▶ [Work to be completed] Pick out all lines with the word "according" from the records that follow.

....

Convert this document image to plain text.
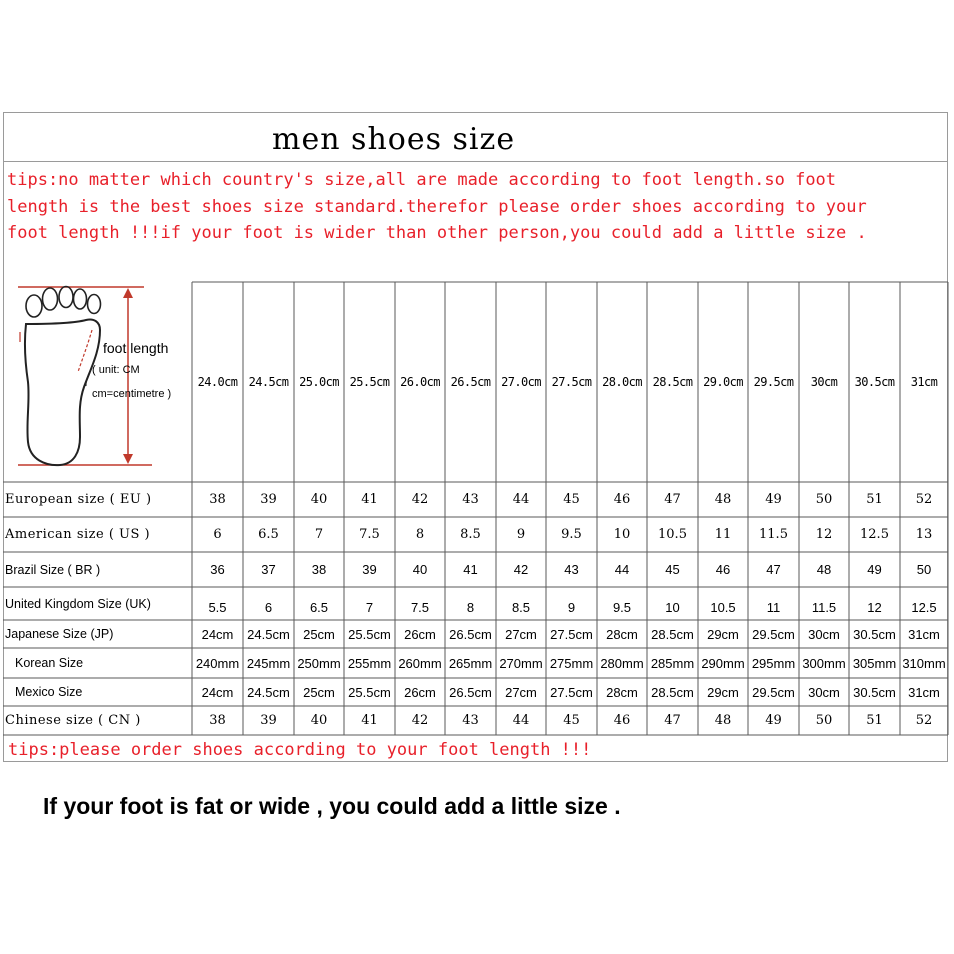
men shoes size
tips:no matter which country's size,all are made according to foot length.so foot
length is the best shoes size standard.therefor please order shoes according to your
foot length !!!if your foot is wider than other person,you could add a little size .
foot length
( unit: CM
cm=centimetre )
24.0cm 24.5cm 25.0cm 25.5cm 26.0cm 26.5cm 27.0cm 27.5cm 28.0cm 28.5cm 29.0cm 29.5cm	30cm	30.5cm	31cm
European size ( EU )	38	39	40	41	42	43	44	45	46	47	48	49	50	51	52
American size ( US )	6	6.5	7	7.5	8	8.5	9	9.5	10	10.5	11	11.5	12	12.5	13
Brazil Size ( BR )	36	37	38	39	40	41	42	43	44	45	46	47	48	49	50
United Kingdom Size (UK)	5.5	6	6.5	7	7.5	8	8.5	9	9.5	10	10.5	11	11.5	12	12.5
Japanese Size (JP)	24cm	24.5cm	25cm	25.5cm	26cm	26.5cm	27cm	27.5cm	28cm	28.5cm	29cm	29.5cm	30cm	30.5cm 31cm
Korean Size	240mm 245mm 250mm 255mm 260mm 265mm 270mm 275mm 280mm 285mm 290mm 295mm 300mm 305mm 310mm
Mexico Size	24cm	24.5cm	25cm	25.5cm	26cm	26.5cm	27cm	27.5cm	28cm	28.5cm	29cm	29.5cm	30cm	30.5cm 31cm
Chinese size ( CN )	38	39	40	41	42	43	44	45	46	47	48	49	50	51	52
tips:please order shoes according to your foot length !!!
If your foot is fat or wide , you could add a little size .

....

▶ [Result below]
tips:no matter which country's size,all are made according to foot length.so foot
length is the best shoes size standard.therefor please order shoes according to your
tips:please order shoes according to your foot length !!!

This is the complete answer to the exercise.